- [Consigne]
D'après l'extrait sur l'écriture web, quelle part des données mondiales aurait été créée au cours des deux dernières années ?

- [Extrait du texte]
* * * *

Ca n’est pas tellement à internet mais ses usages et outils et notamment les plateformes sociales sous leurs différentes formes qui ont explosé depuis la révolution du « Web 2.0 » ou web social il y a une vingtaine d’années qu’on le doit dans la mesure où c’est cette époque qui a vu l’utilisateur lambda prendre la main sur la production d’information.

On dit souvent que 90% des données mondiales ont été créées dans les deux dernières années. C’est un chiffre tellement récurent qu’il est admis par tous même si je me dis qu’au fil du temps il a certainement augmenté. Je le prendrai donc pour juste car je n’ai jamais entendu personne le démentir.

De l’information au contenu

Ce chiffre est toutefois trompeur : si la masse d’information générée a explosé en quantité cela ne prend pas en compte la qualité ou l’utilité de cette information.

D’ailleurs aujourd’hui on ne dit plus information mais contenu et ce changement de vocable est tout sauf neutre. On ne crée pas de l’information pour informer et être utile mais pour occuper un terrain infini et capter l’attention et les clics.

On n’informe plus on cherche à exister.

On n’essaie pas d’être pertinent mais influent.

On ne recherche plus la reconnaissance mais l’argent.

On ne cherche plus à stimuler la conversation et à lancer une conversations, être lu suffit et générer des clics suffit.

J’aime lire et c’est mon mode d’apprentissage favori de même que l’écriture est, dans l’autre sens, mon mode de communication et de partage favori. Oui j’admets que la vidéo a pris le dessus mais il se sera jamais aussi simple de bookmarquer une vidéo, surligner les points saillants, pouvoir la lire en diagonale comme on le fait avec un texte pour y retrouver le moment, le point précis qui nous intéresse et sur lequel on veut revenir des mois plus tard au moment où on en a besoin.

Or si je compare à ce que je considère comme un certain age d’or qui va du début des années 2000 au milieu des années 2010 je ne peux que noter un appauvrissement notable de ce que je lis aussi bien dans la forme que sur le fons.

Le fléau de l’écriture web

C’est à cette même époque qu’est apparu le concept d’écriture web avec l’idée sous jacente que le web demandait un ton et une forme d’écriture différents des écrits conventionnels.

Je suis d’accord même s’il y a toujours un lectorat pour des choses plus longues et profondes, tout est question de savoir à qui on s’adresse et ce que recherchent ces personnes.

Mais pour des gens qui devaient surtout communiquer je comprends la pertinence de la chose qui a d’ailleurs enrichi nombre de formateurs. Mais je finis par penser qu’on a été trop loin : l’écriture web a entrainé une uniformisation des styles, une perte de qualité et de profondeur dans le propos et in fine cela a éduqué des lecteurs à se contenter de peu, être peu exigeants sur la qualité, voire ne plus être capables de lire ou comprendre un texte long ou une réflexion plus profonde.

Après des années on a fini par avoir des lecteurs web aux demandes moindres qui justifient donc une pression à la baisse sur la qualité de l’écriture.

* * * *

- [Jeu de données]
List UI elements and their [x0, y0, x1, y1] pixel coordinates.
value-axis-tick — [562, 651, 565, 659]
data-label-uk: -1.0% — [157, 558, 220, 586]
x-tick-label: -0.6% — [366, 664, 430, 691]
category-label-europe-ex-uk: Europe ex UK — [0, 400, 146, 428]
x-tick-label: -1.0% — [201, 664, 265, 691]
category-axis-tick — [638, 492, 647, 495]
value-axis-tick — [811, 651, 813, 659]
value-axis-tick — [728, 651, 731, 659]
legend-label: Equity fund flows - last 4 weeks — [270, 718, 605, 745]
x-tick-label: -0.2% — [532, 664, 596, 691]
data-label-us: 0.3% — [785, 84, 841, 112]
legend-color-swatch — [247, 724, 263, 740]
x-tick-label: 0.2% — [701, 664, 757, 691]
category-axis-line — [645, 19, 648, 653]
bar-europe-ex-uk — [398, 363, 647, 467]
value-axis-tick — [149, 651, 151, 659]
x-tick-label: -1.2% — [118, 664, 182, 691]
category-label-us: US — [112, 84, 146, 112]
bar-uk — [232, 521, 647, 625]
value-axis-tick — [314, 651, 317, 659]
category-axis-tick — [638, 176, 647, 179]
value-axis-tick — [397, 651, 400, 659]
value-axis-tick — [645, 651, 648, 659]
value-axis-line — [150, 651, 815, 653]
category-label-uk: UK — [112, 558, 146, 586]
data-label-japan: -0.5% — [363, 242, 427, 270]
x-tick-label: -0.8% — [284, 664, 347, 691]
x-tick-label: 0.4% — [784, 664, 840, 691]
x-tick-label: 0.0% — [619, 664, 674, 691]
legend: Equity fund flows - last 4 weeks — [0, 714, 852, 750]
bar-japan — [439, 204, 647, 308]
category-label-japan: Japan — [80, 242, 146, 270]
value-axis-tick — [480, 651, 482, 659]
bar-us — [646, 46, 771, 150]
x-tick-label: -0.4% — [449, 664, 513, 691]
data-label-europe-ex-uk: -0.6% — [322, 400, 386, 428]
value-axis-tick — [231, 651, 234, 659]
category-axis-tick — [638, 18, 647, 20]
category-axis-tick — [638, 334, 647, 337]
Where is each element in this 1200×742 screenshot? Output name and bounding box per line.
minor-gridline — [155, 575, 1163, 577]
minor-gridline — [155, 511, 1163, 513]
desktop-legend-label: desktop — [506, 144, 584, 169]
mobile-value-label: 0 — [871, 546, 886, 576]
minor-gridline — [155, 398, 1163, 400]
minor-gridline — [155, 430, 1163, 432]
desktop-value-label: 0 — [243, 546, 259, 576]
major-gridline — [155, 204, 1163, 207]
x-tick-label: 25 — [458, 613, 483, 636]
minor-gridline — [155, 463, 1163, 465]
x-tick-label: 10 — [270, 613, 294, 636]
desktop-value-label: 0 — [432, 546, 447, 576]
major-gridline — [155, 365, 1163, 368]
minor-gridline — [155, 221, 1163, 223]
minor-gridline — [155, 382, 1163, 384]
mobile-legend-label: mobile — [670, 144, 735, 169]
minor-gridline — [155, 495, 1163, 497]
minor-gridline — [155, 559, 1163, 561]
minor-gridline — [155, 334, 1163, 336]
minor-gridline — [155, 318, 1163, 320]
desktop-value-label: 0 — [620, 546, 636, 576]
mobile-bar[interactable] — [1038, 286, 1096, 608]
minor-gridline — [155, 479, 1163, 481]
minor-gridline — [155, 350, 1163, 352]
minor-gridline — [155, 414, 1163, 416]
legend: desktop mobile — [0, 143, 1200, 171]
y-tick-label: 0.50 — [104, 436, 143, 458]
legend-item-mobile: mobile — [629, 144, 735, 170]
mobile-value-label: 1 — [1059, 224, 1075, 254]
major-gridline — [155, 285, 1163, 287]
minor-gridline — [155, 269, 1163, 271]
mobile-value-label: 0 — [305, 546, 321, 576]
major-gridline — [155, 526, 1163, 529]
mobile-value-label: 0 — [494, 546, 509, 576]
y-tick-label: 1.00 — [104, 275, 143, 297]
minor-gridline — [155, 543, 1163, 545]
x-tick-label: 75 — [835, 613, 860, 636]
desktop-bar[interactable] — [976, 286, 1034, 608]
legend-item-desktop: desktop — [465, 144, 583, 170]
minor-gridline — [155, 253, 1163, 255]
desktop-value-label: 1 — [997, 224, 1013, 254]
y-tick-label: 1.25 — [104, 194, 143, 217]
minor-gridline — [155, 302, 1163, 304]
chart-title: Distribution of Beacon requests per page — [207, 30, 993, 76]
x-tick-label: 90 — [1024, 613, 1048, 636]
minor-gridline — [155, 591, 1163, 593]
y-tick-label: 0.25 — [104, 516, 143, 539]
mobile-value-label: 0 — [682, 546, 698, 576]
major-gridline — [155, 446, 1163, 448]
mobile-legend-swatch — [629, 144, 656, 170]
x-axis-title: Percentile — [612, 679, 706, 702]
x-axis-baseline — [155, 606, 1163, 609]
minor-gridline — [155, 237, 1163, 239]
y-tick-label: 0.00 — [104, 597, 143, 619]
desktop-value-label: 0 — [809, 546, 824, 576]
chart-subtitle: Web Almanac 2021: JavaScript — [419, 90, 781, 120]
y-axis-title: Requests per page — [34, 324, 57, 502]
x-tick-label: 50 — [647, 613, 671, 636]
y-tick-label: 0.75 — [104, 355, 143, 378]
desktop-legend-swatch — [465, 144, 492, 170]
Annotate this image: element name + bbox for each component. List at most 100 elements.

* * * *

- [Corrigé]
90 % des données mondiales.